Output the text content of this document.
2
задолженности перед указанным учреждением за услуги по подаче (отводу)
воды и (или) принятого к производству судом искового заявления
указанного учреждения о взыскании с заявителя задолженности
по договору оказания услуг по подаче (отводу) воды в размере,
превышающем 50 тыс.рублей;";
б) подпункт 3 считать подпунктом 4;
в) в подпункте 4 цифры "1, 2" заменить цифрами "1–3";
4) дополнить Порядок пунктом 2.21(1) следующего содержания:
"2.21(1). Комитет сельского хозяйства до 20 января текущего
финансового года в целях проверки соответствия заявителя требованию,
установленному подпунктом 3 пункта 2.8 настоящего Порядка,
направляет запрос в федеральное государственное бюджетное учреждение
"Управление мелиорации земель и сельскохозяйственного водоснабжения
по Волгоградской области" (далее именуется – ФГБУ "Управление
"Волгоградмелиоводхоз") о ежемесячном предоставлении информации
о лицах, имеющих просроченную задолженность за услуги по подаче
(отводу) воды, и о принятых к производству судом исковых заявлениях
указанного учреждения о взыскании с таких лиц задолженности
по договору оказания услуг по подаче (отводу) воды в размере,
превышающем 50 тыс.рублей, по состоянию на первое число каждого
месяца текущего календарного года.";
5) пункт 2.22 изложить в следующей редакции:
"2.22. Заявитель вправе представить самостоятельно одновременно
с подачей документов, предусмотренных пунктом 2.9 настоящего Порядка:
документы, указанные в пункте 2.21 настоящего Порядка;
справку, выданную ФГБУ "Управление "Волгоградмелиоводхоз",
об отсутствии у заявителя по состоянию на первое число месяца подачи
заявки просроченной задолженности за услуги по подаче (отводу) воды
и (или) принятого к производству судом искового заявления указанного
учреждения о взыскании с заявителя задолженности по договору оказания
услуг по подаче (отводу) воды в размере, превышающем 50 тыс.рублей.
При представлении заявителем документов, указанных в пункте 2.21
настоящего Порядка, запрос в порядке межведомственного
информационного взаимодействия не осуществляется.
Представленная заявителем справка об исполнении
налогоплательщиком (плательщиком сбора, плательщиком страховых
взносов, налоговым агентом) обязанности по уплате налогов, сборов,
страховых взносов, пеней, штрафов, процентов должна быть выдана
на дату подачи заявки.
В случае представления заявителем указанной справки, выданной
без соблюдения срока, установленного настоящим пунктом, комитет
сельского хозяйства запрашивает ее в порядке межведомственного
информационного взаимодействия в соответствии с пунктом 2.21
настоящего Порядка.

━━━━━━━━━━

Problem description
Where a line of the data holds "первое", show that line.

Final result
превышающем 50 тыс.рублей, по состоянию на первое число каждого
об отсутствии у заявителя по состоянию на первое число месяца подачи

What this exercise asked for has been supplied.